* [WHAT TO PRODUCE] Find every line in the records below that holds the word "grid" and copy it.

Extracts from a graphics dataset
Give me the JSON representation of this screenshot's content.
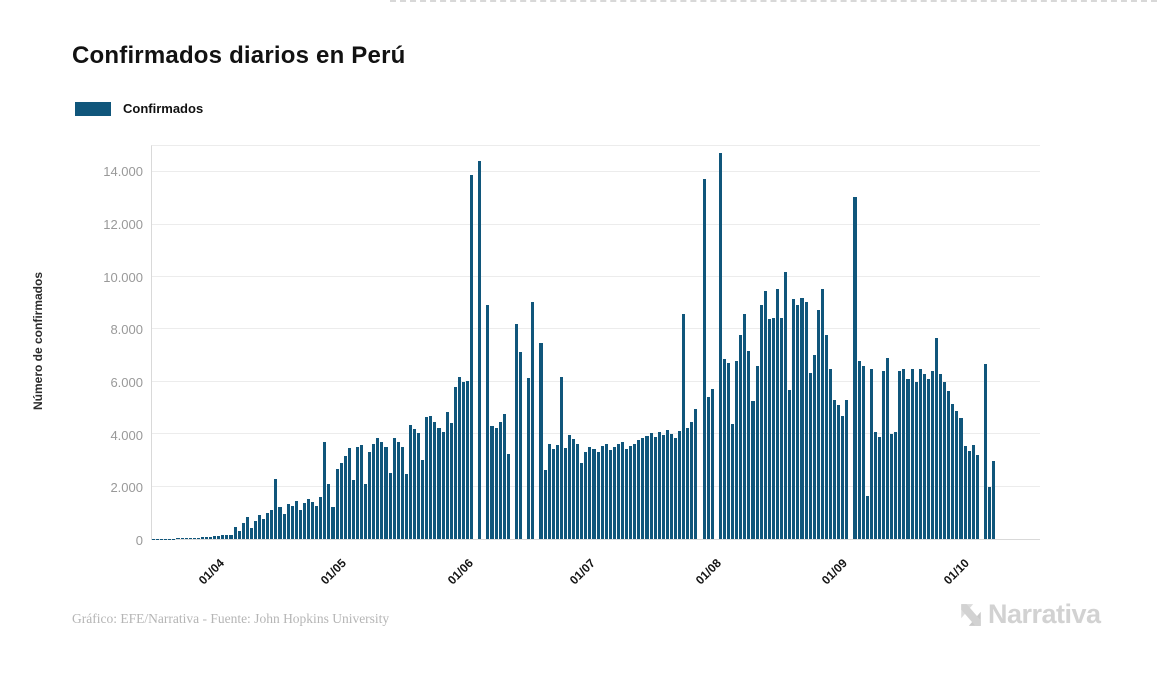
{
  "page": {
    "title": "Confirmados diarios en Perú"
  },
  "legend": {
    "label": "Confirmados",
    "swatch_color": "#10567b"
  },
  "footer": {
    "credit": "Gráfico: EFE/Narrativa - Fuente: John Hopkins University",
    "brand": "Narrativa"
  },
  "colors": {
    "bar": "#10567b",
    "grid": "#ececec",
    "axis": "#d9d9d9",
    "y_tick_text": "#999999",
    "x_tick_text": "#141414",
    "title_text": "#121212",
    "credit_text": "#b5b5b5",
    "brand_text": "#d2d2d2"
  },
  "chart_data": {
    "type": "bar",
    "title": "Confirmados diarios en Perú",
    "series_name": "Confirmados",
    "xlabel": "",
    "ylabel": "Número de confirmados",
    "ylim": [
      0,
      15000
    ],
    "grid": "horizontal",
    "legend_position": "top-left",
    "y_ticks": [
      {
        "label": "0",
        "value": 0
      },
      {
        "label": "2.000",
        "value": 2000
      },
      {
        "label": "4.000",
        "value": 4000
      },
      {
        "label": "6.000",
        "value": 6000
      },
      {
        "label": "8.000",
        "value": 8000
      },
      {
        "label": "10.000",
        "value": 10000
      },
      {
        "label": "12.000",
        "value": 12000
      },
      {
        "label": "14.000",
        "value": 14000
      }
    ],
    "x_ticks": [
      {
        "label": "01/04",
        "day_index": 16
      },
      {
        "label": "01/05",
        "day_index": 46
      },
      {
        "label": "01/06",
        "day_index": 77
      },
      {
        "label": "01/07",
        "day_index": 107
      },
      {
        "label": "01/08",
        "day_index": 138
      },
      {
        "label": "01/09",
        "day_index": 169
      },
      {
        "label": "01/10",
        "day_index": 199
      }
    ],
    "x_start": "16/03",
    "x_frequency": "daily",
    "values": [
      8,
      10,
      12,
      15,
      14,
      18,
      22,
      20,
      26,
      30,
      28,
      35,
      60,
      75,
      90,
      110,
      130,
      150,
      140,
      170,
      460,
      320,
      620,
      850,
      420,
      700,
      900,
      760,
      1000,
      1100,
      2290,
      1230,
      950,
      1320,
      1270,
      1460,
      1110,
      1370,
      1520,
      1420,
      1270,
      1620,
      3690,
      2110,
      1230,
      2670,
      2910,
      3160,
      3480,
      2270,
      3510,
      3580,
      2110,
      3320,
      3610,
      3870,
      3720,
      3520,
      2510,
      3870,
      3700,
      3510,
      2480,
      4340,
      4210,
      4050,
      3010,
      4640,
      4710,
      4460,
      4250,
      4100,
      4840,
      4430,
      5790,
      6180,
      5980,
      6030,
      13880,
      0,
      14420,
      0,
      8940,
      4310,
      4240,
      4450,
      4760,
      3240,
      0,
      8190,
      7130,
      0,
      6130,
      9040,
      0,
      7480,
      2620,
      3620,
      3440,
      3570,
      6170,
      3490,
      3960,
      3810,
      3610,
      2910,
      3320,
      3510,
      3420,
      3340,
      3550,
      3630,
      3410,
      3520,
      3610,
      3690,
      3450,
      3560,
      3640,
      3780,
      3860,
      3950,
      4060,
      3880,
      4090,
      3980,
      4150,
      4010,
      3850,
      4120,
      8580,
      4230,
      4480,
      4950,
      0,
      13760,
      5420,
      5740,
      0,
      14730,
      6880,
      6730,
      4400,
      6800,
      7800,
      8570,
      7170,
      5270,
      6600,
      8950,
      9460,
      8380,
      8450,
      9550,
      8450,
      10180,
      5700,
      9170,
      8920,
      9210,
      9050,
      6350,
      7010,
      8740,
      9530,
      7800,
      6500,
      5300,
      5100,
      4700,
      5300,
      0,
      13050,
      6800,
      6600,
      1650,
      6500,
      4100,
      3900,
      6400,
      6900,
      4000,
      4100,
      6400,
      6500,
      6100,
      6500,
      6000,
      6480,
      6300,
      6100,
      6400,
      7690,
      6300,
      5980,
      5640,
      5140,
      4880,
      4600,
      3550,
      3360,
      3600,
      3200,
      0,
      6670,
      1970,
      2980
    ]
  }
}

==

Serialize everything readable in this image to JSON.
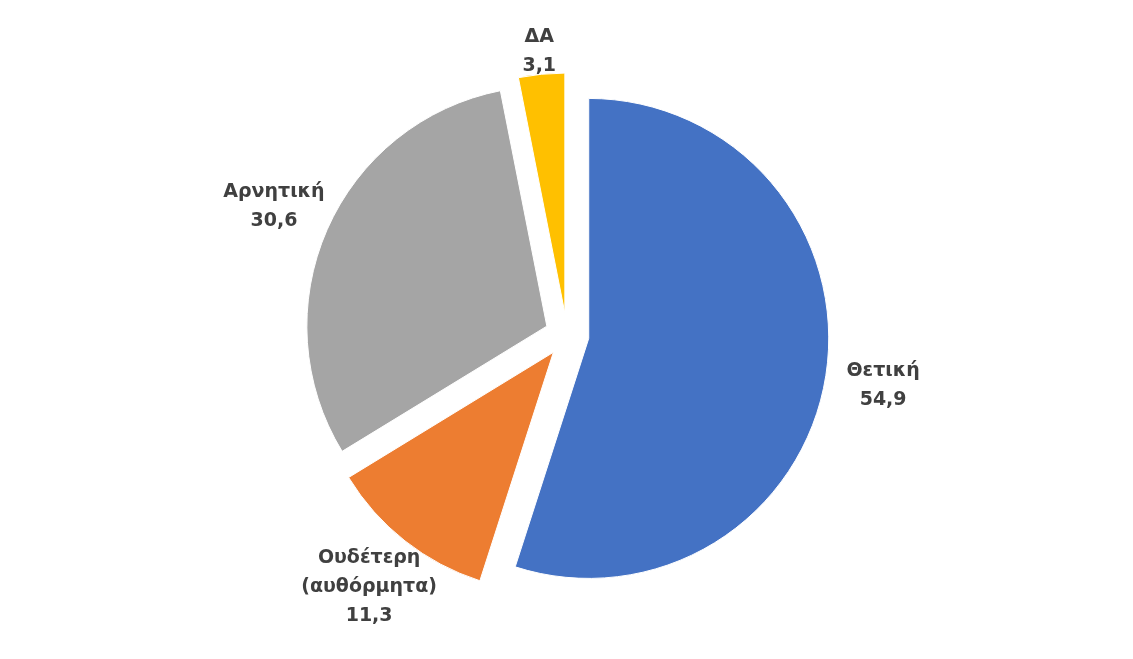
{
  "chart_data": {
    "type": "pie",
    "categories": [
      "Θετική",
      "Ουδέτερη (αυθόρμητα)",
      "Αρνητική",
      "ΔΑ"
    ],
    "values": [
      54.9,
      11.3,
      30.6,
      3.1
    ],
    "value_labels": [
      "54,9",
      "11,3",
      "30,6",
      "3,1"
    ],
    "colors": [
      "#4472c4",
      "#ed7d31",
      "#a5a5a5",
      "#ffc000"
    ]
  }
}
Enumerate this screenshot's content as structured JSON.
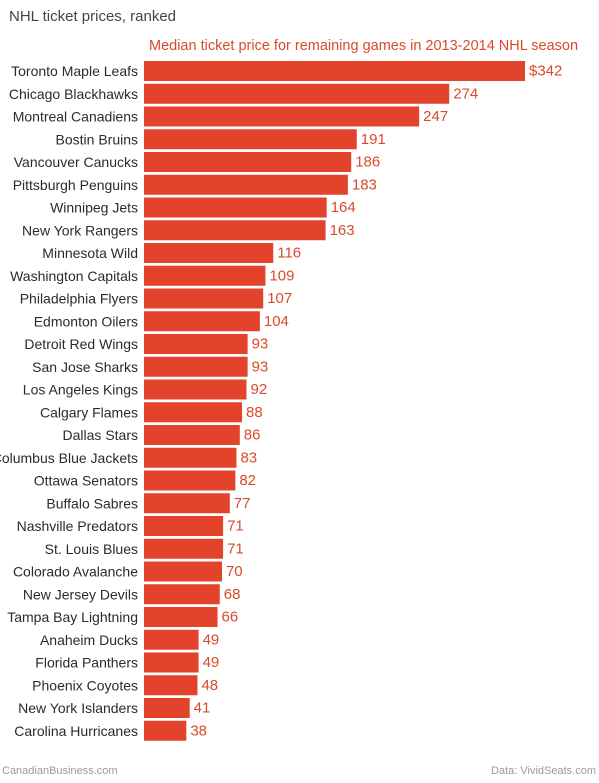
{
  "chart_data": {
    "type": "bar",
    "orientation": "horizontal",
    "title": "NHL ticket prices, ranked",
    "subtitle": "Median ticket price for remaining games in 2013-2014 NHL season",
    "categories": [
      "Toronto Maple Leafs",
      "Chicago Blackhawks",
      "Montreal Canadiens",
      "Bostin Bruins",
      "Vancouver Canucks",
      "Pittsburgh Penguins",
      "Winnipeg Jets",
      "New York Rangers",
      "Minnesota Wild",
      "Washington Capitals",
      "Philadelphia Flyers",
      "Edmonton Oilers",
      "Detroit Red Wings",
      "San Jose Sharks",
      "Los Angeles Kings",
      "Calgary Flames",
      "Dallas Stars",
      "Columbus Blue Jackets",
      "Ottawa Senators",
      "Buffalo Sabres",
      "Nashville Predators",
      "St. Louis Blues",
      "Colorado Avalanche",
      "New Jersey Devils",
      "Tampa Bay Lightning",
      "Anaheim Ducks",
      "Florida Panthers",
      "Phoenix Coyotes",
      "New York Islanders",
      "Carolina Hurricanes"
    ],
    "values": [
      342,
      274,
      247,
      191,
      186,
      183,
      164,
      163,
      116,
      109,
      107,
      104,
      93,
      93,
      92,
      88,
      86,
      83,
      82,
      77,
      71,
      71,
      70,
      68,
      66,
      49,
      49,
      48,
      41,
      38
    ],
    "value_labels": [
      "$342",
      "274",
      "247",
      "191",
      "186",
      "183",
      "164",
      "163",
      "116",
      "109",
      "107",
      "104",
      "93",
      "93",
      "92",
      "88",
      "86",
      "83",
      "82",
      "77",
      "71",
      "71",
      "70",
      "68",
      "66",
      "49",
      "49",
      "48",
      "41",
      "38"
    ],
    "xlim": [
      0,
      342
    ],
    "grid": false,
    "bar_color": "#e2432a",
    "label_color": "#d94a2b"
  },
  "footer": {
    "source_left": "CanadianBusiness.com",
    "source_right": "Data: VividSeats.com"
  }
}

* [WRITTEN ANSWER]
    "grid": "#ececec",
    "grid": "horizontal",
    "grid": false,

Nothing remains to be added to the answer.